::: Provided material

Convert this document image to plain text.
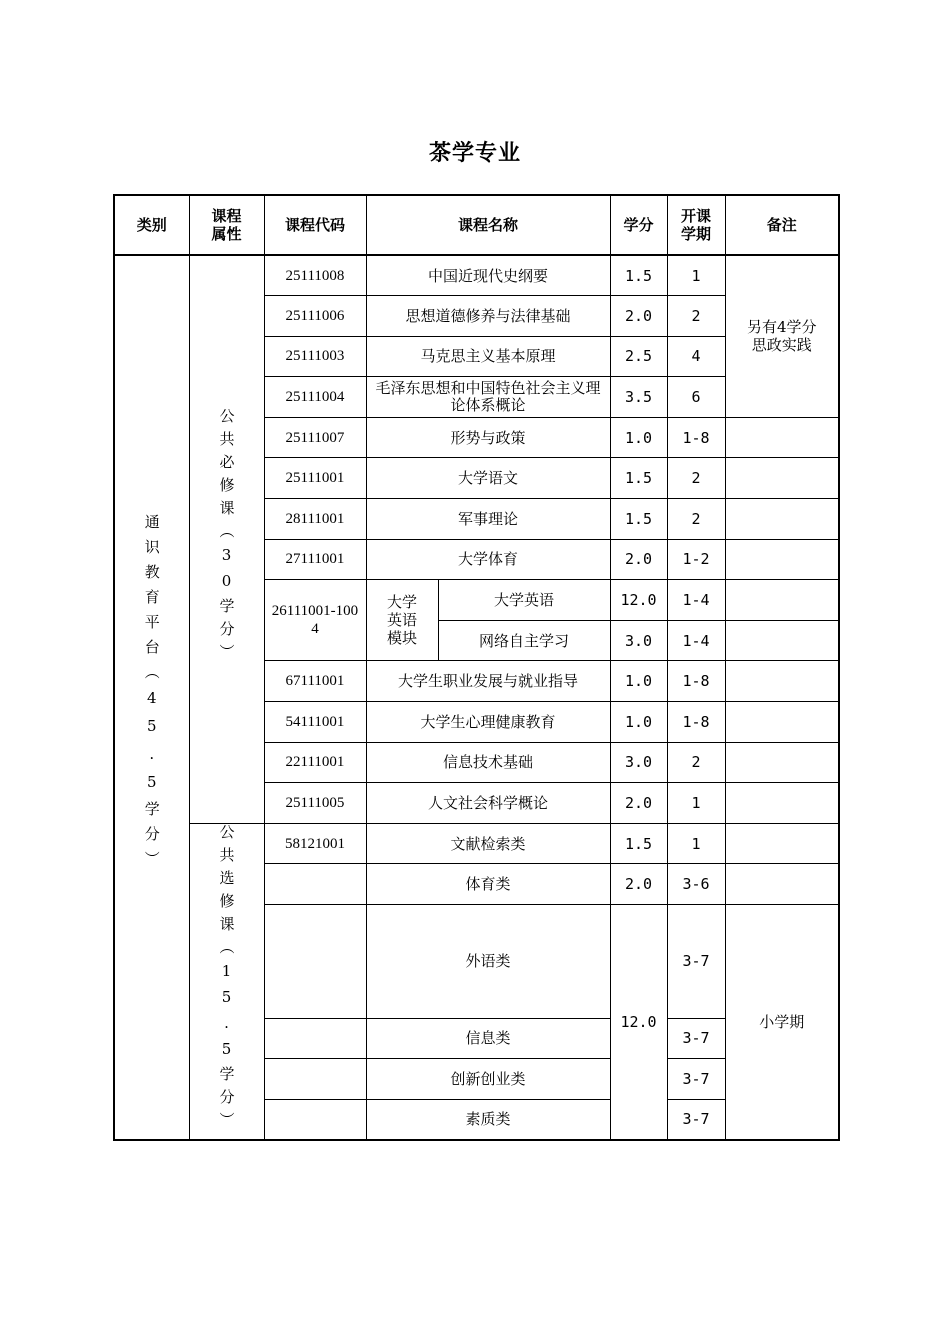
茶学专业
类别	课程属性	课程代码	课程名称		学分	开课学期	备注
通识教育平台（45.5学分）	公共必修课（30学分）	25111008	中国近现代史纲要		1.5	1	另有4学分思政实践

		25111006	思想道德修养与法律基础		2.0	2	
		25111003	马克思主义基本原理		2.5	4	
		25111004	毛泽东思想和中国特色社会主义理论体系概论		3.5	6	
		25111007	形势与政策		1.0	1-8	
		25111001	大学语文		1.5	2	
		28111001	军事理论		1.5	2	
		27111001	大学体育		2.0	1-2	

		26111001-1004	大学英语模块	大学英语	12.0	1-4	
				网络自主学习	3.0	1-4	
		67111001	大学生职业发展与就业指导		1.0	1-8	
		54111001	大学生心理健康教育		1.0	1-8	
		22111001	信息技术基础		3.0	2	
		25111005	人文社会科学概论		2.0	1	
	公共选修课（15.5学分）	58121001	文献检索类		1.5	1	
			体育类		2.0	3-6	
			外语类		12.0	3-7	小学期
			信息类			3-7	
			创新创业类			3-7	
			素质类			3-7	
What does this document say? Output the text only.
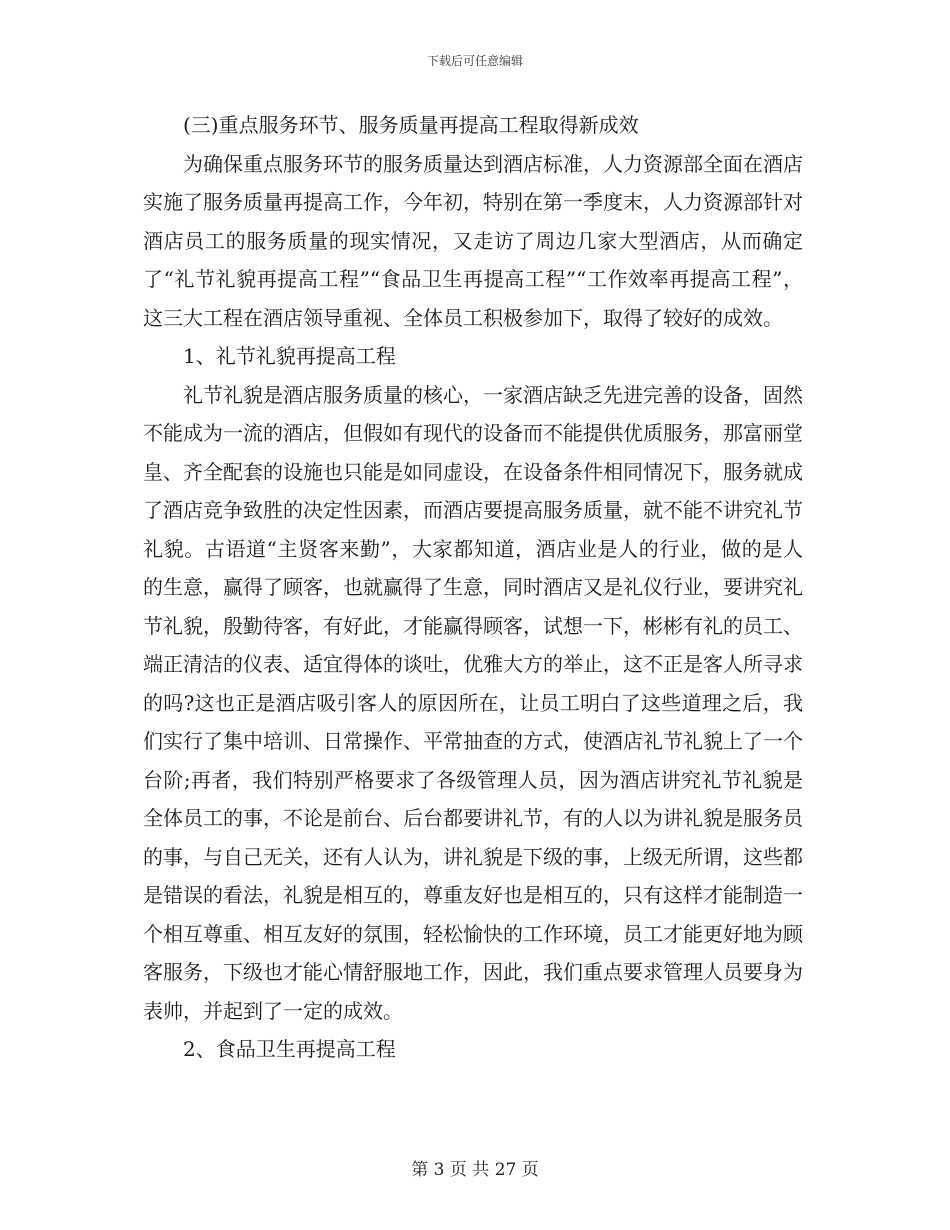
下载后可任意编辑

(三)重点服务环节、服务质量再提高工程取得新成效

为确保重点服务环节的服务质量达到酒店标准，人力资源部全面在酒店实施了服务质量再提高工作，今年初，特别在第一季度末，人力资源部针对酒店员工的服务质量的现实情况，又走访了周边几家大型酒店，从而确定了“礼节礼貌再提高工程”“食品卫生再提高工程”“工作效率再提高工程”，这三大工程在酒店领导重视、全体员工积极参加下，取得了较好的成效。

1、礼节礼貌再提高工程

礼节礼貌是酒店服务质量的核心，一家酒店缺乏先进完善的设备，固然不能成为一流的酒店，但假如有现代的设备而不能提供优质服务，那富丽堂皇、齐全配套的设施也只能是如同虚设，在设备条件相同情况下，服务就成了酒店竞争致胜的决定性因素，而酒店要提高服务质量，就不能不讲究礼节礼貌。古语道“主贤客来勤”，大家都知道，酒店业是人的行业，做的是人的生意，赢得了顾客，也就赢得了生意，同时酒店又是礼仪行业，要讲究礼节礼貌，殷勤待客，有好此，才能赢得顾客，试想一下，彬彬有礼的员工、端正清洁的仪表、适宜得体的谈吐，优雅大方的举止，这不正是客人所寻求的吗?这也正是酒店吸引客人的原因所在，让员工明白了这些道理之后，我们实行了集中培训、日常操作、平常抽查的方式，使酒店礼节礼貌上了一个台阶;再者，我们特别严格要求了各级管理人员，因为酒店讲究礼节礼貌是全体员工的事，不论是前台、后台都要讲礼节，有的人以为讲礼貌是服务员的事，与自己无关，还有人认为，讲礼貌是下级的事，上级无所谓，这些都是错误的看法，礼貌是相互的，尊重友好也是相互的，只有这样才能制造一个相互尊重、相互友好的氛围，轻松愉快的工作环境，员工才能更好地为顾客服务，下级也才能心情舒服地工作，因此，我们重点要求管理人员要身为表帅，并起到了一定的成效。

2、食品卫生再提高工程

第 3 页 共 27 页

::::::

(What you have to do) Copy every line above word for word and exclude the pictures.

(Problem solution)
Convert this document image to plain text.
茶学专业
类别	课程属性	课程代码	课程名称		学分	开课学期	备注
通识教育平台（45.5学分）	公共必修课（30学分）	25111008	中国近现代史纲要		1.5	1	另有4学分思政实践

		25111006	思想道德修养与法律基础		2.0	2	
		25111003	马克思主义基本原理		2.5	4	
		25111004	毛泽东思想和中国特色社会主义理论体系概论		3.5	6	
		25111007	形势与政策		1.0	1-8	
		25111001	大学语文		1.5	2	
		28111001	军事理论		1.5	2	
		27111001	大学体育		2.0	1-2	

		26111001-1004	大学英语模块	大学英语	12.0	1-4	
				网络自主学习	3.0	1-4	
		67111001	大学生职业发展与就业指导		1.0	1-8	
		54111001	大学生心理健康教育		1.0	1-8	
		22111001	信息技术基础		3.0	2	
		25111005	人文社会科学概论		2.0	1	
	公共选修课（15.5学分）	58121001	文献检索类		1.5	1	
			体育类		2.0	3-6	
			外语类		12.0	3-7	小学期
			信息类			3-7	
			创新创业类			3-7	
			素质类			3-7	
What does this document say? Output the text only.
下载后可任意编辑

(三)重点服务环节、服务质量再提高工程取得新成效

为确保重点服务环节的服务质量达到酒店标准，人力资源部全面在酒店实施了服务质量再提高工作，今年初，特别在第一季度末，人力资源部针对酒店员工的服务质量的现实情况，又走访了周边几家大型酒店，从而确定了“礼节礼貌再提高工程”“食品卫生再提高工程”“工作效率再提高工程”，这三大工程在酒店领导重视、全体员工积极参加下，取得了较好的成效。

1、礼节礼貌再提高工程

礼节礼貌是酒店服务质量的核心，一家酒店缺乏先进完善的设备，固然不能成为一流的酒店，但假如有现代的设备而不能提供优质服务，那富丽堂皇、齐全配套的设施也只能是如同虚设，在设备条件相同情况下，服务就成了酒店竞争致胜的决定性因素，而酒店要提高服务质量，就不能不讲究礼节礼貌。古语道“主贤客来勤”，大家都知道，酒店业是人的行业，做的是人的生意，赢得了顾客，也就赢得了生意，同时酒店又是礼仪行业，要讲究礼节礼貌，殷勤待客，有好此，才能赢得顾客，试想一下，彬彬有礼的员工、端正清洁的仪表、适宜得体的谈吐，优雅大方的举止，这不正是客人所寻求的吗?这也正是酒店吸引客人的原因所在，让员工明白了这些道理之后，我们实行了集中培训、日常操作、平常抽查的方式，使酒店礼节礼貌上了一个台阶;再者，我们特别严格要求了各级管理人员，因为酒店讲究礼节礼貌是全体员工的事，不论是前台、后台都要讲礼节，有的人以为讲礼貌是服务员的事，与自己无关，还有人认为，讲礼貌是下级的事，上级无所谓，这些都是错误的看法，礼貌是相互的，尊重友好也是相互的，只有这样才能制造一个相互尊重、相互友好的氛围，轻松愉快的工作环境，员工才能更好地为顾客服务，下级也才能心情舒服地工作，因此，我们重点要求管理人员要身为表帅，并起到了一定的成效。

2、食品卫生再提高工程

第 3 页 共 27 页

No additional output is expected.